§ **Direction**
Output the stretch of lines from the one containing "avatar-image: [30, 23, 126, 119]" through the one containing "reply-button[interactable]: Reply: [406, 659, 490, 695]", reproducing each line exactly, and nothing else.

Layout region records
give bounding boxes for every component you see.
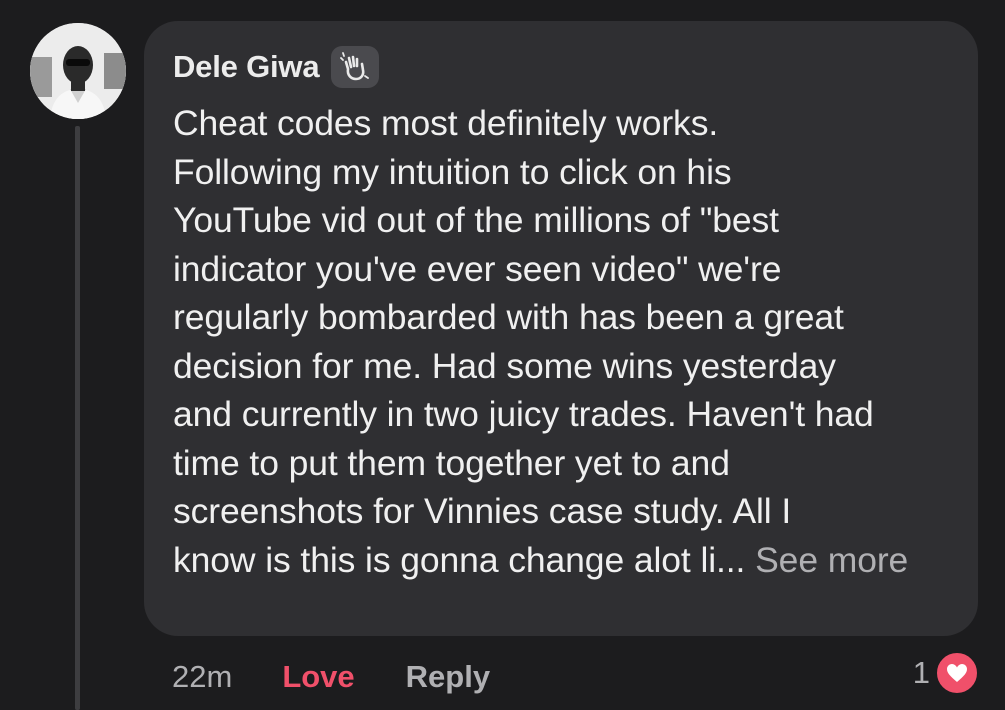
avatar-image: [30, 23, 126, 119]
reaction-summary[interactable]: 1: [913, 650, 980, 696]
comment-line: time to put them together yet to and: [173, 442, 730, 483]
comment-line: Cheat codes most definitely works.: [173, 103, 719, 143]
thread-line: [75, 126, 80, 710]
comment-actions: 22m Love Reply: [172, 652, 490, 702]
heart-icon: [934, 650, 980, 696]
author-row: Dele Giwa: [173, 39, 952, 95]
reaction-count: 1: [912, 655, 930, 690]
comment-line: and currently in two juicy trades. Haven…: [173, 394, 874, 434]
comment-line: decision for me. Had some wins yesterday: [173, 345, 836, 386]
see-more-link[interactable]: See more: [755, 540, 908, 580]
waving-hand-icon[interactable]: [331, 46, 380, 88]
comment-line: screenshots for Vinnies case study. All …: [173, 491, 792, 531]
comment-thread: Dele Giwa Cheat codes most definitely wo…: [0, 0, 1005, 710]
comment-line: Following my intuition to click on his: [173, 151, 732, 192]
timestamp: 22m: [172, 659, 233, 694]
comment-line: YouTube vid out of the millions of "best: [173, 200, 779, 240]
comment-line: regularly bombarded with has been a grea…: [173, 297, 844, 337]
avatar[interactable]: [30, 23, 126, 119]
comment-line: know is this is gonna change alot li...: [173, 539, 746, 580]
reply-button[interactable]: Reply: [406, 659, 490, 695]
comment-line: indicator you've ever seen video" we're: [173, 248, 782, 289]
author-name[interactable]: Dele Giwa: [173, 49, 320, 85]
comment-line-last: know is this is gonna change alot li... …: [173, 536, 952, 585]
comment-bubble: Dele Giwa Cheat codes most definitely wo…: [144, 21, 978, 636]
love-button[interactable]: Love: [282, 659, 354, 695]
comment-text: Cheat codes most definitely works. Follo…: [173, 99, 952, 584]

==

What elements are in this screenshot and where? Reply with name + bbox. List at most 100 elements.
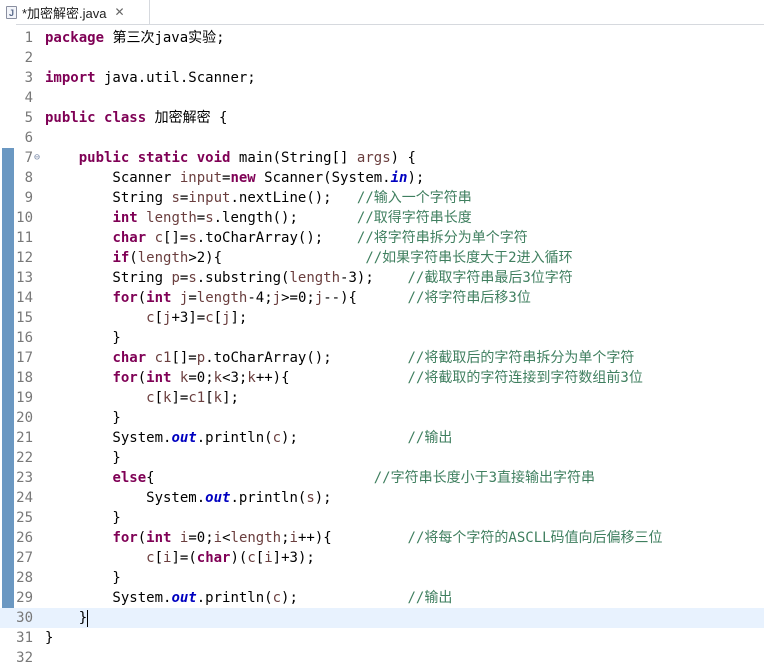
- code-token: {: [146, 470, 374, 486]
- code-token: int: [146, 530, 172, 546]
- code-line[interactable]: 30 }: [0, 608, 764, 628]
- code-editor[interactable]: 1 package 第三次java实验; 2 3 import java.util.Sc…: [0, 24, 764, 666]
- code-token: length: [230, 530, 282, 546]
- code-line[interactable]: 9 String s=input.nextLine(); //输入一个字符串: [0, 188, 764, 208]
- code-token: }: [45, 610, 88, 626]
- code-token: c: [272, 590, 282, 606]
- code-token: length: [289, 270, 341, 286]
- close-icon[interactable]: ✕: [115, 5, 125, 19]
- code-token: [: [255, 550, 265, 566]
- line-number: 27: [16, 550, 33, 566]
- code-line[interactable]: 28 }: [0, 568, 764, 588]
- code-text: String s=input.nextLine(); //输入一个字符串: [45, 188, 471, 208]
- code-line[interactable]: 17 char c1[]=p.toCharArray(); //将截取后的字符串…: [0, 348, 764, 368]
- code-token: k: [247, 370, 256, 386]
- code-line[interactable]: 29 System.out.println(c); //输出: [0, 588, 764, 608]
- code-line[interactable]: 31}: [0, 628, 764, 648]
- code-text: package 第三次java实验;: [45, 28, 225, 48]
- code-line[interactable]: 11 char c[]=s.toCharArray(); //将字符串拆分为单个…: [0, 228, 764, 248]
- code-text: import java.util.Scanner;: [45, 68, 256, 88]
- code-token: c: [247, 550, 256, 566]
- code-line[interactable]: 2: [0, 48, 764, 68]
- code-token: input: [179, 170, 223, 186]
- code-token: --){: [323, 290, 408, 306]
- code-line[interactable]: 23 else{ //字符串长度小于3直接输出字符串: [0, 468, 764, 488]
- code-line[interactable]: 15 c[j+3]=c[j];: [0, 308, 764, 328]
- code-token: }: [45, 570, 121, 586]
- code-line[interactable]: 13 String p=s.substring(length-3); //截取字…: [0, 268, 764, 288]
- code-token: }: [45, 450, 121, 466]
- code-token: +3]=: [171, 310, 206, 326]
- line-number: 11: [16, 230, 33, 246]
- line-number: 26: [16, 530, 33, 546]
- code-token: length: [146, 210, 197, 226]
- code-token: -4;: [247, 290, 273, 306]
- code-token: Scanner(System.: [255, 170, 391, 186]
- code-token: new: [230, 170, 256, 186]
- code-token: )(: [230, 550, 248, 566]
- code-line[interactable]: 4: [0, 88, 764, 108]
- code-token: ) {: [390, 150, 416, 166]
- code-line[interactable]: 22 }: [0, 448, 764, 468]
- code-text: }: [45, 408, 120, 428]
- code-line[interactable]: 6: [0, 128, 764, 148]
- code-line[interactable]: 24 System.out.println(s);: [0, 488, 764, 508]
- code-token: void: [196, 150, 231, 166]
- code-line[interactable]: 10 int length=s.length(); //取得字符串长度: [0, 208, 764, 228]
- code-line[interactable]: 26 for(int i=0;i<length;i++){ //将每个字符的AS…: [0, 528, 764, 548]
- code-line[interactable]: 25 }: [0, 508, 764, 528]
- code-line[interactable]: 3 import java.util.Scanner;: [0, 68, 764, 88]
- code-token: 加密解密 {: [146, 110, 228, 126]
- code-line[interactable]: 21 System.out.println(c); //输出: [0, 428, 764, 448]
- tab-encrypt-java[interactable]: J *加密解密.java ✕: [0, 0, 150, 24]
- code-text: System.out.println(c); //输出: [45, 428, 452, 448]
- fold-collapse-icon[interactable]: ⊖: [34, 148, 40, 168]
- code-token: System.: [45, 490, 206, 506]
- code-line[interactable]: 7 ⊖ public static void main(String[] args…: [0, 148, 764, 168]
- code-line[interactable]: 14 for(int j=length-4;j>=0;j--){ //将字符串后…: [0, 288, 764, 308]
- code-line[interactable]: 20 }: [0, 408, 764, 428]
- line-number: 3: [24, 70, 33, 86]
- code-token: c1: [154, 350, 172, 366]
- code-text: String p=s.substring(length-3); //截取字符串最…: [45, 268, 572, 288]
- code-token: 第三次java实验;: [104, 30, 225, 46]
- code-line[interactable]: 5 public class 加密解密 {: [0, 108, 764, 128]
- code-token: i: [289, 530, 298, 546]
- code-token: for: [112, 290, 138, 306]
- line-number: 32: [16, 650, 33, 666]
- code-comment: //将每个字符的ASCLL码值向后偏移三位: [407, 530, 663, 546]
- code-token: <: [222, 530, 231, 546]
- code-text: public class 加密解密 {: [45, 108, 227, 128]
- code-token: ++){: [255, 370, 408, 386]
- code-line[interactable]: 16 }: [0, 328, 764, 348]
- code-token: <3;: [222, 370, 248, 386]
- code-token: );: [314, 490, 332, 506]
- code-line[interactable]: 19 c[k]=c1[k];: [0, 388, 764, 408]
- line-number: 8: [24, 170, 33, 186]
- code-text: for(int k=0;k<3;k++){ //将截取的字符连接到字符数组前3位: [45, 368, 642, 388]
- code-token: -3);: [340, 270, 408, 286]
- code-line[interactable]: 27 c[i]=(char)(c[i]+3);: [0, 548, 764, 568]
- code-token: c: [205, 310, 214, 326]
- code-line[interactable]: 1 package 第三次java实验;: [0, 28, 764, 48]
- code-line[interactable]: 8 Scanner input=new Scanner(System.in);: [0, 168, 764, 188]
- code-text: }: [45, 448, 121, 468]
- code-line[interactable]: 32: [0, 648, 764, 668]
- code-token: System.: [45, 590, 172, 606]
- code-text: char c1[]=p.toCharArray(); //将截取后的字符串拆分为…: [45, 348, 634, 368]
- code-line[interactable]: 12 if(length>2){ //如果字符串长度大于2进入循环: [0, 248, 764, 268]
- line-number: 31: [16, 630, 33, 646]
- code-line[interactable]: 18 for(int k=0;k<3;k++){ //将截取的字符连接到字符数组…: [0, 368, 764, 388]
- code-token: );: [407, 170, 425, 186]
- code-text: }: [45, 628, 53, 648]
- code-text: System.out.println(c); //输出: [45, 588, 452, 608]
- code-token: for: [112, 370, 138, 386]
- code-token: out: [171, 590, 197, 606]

§ **Expected output**
avatar-image: [30, 23, 126, 119]
reaction-summary[interactable]: 1: [913, 650, 980, 696]
comment-line: time to put them together yet to and: [173, 442, 730, 483]
comment-line: Cheat codes most definitely works.: [173, 103, 719, 143]
thread-line: [75, 126, 80, 710]
comment-actions: 22m Love Reply: [172, 652, 490, 702]
heart-icon: [934, 650, 980, 696]
author-row: Dele Giwa: [173, 39, 952, 95]
reaction-count: 1: [912, 655, 930, 690]
comment-line: and currently in two juicy trades. Haven…: [173, 394, 874, 434]
comment-line: decision for me. Had some wins yesterday: [173, 345, 836, 386]
see-more-link[interactable]: See more: [755, 540, 908, 580]
waving-hand-icon[interactable]: [331, 46, 380, 88]
comment-line: screenshots for Vinnies case study. All …: [173, 491, 792, 531]
comment-thread: Dele Giwa Cheat codes most definitely wo…: [0, 0, 1005, 710]
comment-line: Following my intuition to click on his: [173, 151, 732, 192]
timestamp: 22m: [172, 659, 233, 694]
comment-line: YouTube vid out of the millions of "best: [173, 200, 779, 240]
comment-line: regularly bombarded with has been a grea…: [173, 297, 844, 337]
avatar[interactable]: [30, 23, 126, 119]
comment-line: know is this is gonna change alot li...: [173, 539, 746, 580]
reply-button[interactable]: Reply: [406, 659, 490, 695]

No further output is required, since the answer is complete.